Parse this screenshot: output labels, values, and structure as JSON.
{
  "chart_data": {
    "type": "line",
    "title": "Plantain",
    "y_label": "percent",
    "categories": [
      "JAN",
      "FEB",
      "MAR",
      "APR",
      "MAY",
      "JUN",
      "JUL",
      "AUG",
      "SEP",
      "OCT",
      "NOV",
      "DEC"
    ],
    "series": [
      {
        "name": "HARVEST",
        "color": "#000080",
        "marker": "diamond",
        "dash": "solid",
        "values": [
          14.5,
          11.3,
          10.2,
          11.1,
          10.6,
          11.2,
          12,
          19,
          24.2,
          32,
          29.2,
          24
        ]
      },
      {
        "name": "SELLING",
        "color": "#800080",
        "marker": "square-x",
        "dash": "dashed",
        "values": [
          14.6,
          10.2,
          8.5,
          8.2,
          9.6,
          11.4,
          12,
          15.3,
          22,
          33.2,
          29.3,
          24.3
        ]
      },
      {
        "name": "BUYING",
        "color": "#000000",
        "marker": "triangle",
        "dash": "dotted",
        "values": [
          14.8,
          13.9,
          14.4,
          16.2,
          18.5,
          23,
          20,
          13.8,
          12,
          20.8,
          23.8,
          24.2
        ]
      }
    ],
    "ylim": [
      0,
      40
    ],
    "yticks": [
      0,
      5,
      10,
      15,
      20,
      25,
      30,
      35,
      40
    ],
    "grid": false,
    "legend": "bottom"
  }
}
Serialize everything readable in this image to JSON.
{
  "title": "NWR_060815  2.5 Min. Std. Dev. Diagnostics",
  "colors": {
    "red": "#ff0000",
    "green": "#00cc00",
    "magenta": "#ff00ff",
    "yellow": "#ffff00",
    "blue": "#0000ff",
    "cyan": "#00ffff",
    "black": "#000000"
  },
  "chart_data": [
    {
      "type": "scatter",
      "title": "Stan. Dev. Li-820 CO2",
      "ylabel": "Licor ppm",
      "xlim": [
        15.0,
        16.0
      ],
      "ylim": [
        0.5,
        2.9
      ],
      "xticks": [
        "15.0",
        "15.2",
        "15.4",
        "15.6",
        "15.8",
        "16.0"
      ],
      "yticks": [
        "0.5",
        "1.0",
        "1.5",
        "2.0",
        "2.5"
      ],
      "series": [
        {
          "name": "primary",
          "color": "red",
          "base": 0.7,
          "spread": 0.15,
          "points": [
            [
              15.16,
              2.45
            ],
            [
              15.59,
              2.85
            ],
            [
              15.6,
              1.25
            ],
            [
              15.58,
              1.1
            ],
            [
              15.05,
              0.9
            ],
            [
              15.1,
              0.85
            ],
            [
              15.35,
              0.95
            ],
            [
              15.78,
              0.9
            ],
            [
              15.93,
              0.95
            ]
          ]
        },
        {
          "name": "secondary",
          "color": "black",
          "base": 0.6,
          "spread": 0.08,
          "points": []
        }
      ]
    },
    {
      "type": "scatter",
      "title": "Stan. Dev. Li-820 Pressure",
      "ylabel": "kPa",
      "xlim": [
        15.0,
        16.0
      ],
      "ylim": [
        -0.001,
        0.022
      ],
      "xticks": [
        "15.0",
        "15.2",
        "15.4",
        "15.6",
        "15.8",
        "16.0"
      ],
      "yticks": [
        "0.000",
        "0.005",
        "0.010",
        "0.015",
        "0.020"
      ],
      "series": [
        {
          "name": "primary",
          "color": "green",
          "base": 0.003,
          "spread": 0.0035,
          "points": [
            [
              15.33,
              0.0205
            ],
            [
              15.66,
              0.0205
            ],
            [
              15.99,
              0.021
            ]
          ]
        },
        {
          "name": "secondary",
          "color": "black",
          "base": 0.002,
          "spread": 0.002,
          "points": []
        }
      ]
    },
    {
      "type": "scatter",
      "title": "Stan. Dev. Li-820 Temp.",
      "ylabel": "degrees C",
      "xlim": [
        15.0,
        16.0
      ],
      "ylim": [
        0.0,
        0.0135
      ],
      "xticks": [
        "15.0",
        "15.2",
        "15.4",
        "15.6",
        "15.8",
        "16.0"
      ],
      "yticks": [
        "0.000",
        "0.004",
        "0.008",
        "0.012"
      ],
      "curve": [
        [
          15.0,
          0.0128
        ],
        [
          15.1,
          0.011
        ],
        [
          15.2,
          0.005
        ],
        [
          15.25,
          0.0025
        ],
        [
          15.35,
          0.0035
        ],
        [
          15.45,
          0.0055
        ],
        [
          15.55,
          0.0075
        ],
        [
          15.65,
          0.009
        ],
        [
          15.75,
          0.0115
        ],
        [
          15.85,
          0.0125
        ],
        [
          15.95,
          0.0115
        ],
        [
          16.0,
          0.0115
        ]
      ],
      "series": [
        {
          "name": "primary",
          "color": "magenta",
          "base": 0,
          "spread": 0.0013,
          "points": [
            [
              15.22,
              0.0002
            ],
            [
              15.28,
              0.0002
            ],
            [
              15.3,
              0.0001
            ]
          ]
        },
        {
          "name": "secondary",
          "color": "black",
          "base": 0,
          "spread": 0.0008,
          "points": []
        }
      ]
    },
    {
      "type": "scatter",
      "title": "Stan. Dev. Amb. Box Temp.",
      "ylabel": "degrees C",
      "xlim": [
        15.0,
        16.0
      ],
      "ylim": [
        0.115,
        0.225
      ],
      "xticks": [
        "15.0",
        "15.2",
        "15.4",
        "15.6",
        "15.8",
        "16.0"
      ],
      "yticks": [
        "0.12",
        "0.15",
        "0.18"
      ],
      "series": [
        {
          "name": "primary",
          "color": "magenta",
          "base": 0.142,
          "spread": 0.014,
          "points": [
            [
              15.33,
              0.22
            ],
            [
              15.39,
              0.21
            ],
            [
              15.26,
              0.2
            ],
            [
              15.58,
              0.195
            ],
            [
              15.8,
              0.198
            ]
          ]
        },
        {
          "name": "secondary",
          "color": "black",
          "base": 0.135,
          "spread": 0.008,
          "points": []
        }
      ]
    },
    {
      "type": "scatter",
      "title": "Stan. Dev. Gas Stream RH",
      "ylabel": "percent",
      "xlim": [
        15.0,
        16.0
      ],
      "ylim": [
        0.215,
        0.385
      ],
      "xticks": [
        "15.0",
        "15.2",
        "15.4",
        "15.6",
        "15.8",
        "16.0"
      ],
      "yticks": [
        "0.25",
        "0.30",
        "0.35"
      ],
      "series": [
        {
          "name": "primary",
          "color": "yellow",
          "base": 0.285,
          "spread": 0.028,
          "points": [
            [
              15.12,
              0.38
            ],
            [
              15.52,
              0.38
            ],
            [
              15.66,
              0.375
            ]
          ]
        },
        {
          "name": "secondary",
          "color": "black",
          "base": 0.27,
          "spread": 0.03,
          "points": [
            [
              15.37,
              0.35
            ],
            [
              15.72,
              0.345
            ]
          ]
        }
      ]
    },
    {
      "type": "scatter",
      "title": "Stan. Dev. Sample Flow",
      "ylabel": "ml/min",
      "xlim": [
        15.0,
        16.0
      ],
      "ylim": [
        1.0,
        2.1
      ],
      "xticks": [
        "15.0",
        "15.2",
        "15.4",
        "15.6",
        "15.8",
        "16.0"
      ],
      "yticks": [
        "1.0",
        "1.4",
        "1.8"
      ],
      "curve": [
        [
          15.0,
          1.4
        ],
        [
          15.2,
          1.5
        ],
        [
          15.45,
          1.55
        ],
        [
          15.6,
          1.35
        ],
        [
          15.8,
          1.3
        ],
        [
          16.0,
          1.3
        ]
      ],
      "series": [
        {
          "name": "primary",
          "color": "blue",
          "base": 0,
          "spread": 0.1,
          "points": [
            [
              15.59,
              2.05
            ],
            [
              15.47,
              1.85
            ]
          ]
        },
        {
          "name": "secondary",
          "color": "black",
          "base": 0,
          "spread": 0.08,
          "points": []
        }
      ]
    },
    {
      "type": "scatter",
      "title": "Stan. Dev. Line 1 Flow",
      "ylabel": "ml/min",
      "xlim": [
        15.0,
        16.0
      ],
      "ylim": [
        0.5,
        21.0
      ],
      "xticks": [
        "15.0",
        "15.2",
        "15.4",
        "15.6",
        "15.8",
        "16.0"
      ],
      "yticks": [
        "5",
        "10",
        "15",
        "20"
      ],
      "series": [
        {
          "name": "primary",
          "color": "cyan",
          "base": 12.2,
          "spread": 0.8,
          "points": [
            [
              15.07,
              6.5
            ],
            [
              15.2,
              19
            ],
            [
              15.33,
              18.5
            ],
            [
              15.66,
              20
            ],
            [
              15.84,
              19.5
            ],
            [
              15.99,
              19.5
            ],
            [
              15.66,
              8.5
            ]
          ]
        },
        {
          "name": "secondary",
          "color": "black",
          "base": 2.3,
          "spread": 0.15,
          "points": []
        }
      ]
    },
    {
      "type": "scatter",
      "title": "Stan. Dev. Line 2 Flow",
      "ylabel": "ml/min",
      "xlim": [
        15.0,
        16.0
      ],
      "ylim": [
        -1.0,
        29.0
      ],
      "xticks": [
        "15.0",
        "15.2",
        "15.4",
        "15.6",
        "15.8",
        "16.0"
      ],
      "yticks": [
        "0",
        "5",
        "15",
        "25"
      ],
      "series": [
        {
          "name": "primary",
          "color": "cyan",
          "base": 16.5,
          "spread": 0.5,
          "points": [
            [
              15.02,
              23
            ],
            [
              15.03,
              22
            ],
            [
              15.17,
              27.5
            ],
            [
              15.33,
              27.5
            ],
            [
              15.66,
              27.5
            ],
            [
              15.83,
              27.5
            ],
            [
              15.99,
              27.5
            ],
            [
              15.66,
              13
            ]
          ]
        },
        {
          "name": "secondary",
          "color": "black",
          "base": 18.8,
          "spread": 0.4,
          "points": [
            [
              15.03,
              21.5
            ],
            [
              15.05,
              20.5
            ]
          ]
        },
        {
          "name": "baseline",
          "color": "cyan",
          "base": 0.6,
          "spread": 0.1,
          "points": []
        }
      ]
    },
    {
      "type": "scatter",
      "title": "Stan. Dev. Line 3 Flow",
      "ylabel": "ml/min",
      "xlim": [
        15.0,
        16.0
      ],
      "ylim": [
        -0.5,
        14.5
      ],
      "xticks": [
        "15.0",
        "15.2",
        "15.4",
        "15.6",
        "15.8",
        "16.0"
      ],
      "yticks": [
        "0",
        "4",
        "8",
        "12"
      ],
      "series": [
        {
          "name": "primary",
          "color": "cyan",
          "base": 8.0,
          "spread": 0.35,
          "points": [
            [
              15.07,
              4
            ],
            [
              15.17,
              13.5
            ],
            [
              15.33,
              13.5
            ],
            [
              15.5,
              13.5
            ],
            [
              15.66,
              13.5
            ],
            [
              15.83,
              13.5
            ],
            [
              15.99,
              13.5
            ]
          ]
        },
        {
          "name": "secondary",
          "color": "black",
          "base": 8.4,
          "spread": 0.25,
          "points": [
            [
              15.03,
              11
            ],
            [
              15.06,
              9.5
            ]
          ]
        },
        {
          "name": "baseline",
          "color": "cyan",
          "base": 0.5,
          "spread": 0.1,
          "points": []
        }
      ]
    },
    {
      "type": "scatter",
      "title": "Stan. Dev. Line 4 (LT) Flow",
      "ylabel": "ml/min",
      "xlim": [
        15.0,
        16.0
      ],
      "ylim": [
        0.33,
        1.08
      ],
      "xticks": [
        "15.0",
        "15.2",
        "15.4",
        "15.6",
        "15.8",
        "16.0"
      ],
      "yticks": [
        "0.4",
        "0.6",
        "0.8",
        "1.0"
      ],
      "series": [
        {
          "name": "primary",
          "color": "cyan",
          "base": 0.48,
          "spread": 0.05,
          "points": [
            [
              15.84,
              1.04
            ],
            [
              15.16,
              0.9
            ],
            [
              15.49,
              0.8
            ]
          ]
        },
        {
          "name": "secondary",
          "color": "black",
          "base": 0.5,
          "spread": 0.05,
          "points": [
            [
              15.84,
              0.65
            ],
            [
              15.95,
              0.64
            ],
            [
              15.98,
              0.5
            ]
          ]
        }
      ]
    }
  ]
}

- [CHALLENGE] For this exercise, gather every line of the data that contains the word "Temp".

- [SOLUTION FOR THIS EXERCISE]
      "title": "Stan. Dev. Li-820 Temp.",
      "title": "Stan. Dev. Amb. Box Temp.",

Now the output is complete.